====== Data supplied

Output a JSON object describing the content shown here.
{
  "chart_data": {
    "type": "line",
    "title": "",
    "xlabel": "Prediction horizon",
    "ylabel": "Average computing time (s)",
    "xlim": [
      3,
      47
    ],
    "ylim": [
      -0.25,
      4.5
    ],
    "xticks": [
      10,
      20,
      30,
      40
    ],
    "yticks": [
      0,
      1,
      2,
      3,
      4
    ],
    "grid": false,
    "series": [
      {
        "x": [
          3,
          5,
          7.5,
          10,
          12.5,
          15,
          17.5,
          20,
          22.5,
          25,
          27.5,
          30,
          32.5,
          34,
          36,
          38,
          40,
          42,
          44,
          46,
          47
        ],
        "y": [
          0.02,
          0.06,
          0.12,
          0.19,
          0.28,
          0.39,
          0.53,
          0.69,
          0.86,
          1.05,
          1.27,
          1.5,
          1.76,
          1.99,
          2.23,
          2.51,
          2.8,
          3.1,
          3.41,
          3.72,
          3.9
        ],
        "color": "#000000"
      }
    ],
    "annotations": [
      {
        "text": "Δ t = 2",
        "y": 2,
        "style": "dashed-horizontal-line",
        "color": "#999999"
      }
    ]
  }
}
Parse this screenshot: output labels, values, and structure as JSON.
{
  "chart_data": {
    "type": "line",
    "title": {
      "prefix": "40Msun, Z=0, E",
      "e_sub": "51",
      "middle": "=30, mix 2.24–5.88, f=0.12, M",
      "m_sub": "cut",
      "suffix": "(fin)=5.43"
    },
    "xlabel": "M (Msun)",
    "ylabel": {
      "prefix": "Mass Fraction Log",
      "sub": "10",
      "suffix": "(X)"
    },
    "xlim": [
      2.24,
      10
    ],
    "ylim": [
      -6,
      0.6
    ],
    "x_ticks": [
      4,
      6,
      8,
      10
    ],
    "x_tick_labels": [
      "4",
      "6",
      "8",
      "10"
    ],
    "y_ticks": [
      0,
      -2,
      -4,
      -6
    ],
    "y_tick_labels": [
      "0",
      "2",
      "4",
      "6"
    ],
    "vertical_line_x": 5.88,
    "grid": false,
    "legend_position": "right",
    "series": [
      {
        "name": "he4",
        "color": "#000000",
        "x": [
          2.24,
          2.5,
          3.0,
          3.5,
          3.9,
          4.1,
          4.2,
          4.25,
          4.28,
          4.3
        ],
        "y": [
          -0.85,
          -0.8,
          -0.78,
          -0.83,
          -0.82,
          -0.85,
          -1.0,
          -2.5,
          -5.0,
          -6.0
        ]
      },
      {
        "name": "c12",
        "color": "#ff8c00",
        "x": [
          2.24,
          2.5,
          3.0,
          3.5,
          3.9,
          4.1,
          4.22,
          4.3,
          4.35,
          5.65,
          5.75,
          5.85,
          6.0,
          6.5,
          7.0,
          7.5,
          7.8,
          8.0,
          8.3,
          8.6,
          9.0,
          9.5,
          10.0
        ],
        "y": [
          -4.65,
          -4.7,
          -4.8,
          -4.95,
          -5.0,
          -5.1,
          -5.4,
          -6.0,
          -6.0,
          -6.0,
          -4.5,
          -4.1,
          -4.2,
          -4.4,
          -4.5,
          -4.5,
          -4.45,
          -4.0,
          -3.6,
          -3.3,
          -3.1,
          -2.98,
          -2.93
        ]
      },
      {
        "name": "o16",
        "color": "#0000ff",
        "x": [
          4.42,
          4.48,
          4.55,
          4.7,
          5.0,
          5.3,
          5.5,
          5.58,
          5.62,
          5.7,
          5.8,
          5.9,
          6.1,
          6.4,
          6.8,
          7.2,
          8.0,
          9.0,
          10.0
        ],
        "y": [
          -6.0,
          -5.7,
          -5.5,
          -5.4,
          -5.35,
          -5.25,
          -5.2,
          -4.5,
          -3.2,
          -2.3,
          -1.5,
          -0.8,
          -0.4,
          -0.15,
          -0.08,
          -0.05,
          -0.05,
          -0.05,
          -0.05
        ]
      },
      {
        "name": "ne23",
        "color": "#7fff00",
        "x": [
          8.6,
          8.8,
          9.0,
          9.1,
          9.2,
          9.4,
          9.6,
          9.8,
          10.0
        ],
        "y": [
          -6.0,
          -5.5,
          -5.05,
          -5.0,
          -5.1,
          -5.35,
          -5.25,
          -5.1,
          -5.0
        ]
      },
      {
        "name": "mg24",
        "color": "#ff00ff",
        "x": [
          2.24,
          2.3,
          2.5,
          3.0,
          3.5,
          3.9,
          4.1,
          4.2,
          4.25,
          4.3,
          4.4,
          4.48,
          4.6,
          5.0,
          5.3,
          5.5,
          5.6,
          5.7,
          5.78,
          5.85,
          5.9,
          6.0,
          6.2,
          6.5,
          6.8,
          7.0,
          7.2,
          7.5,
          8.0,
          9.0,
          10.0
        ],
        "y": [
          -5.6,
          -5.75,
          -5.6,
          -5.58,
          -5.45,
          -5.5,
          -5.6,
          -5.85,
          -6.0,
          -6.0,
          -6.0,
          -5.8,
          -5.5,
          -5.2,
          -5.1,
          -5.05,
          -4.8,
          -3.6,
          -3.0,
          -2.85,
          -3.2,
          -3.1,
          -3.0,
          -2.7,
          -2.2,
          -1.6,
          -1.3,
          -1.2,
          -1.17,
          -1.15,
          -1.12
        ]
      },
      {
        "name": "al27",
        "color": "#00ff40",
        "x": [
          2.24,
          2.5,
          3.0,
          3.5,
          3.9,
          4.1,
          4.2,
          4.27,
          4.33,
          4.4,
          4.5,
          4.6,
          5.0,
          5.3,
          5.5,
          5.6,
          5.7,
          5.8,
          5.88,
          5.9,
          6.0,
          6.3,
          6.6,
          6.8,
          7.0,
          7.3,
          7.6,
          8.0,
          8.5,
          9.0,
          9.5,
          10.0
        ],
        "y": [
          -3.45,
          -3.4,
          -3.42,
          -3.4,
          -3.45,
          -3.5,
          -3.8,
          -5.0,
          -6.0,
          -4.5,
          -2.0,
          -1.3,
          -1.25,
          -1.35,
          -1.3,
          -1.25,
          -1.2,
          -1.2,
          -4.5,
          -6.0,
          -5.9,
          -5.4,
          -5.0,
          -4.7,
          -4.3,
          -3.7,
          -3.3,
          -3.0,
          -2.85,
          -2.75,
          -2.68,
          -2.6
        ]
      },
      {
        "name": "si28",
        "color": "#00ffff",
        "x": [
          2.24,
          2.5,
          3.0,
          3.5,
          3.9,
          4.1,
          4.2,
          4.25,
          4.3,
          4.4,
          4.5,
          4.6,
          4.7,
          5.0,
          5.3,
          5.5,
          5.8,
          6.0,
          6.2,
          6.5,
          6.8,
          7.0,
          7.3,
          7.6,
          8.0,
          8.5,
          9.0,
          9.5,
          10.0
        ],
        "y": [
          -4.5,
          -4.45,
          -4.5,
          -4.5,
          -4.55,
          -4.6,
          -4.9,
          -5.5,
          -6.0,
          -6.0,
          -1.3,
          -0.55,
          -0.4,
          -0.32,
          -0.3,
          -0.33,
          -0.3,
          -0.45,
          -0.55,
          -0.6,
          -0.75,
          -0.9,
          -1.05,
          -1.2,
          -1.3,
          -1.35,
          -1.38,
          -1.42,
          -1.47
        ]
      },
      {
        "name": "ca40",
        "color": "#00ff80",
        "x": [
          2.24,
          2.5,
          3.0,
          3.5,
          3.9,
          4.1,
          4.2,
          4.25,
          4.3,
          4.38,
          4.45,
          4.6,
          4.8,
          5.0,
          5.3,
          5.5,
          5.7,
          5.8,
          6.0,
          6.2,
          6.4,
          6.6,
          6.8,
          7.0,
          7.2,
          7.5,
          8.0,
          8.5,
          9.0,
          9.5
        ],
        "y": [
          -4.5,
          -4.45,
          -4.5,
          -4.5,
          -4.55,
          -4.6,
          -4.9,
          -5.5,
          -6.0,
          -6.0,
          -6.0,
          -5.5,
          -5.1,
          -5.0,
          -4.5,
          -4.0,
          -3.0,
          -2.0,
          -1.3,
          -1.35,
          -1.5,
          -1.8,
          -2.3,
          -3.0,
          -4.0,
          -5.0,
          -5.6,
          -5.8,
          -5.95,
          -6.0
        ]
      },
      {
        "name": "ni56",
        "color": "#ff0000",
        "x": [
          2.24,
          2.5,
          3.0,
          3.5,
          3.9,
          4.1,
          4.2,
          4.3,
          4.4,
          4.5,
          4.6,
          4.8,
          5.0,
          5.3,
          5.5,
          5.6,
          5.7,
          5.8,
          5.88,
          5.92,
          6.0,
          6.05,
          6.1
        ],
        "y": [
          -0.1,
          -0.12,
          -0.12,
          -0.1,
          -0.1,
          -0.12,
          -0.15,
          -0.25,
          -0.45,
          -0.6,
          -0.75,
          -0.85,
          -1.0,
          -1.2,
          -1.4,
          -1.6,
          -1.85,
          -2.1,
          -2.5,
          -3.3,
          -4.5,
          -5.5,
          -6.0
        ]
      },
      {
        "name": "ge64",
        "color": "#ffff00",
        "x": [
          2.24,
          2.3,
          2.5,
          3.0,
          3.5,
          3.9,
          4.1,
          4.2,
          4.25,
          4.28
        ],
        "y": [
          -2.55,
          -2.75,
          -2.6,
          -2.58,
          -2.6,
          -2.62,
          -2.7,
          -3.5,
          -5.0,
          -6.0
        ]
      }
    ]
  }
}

============

#### What is needed
Look through the data above. Each line containing the word "ylabel" needs to be copied.

#### Exercise response
    "ylabel": "Average computing time (s)",
    "ylabel": {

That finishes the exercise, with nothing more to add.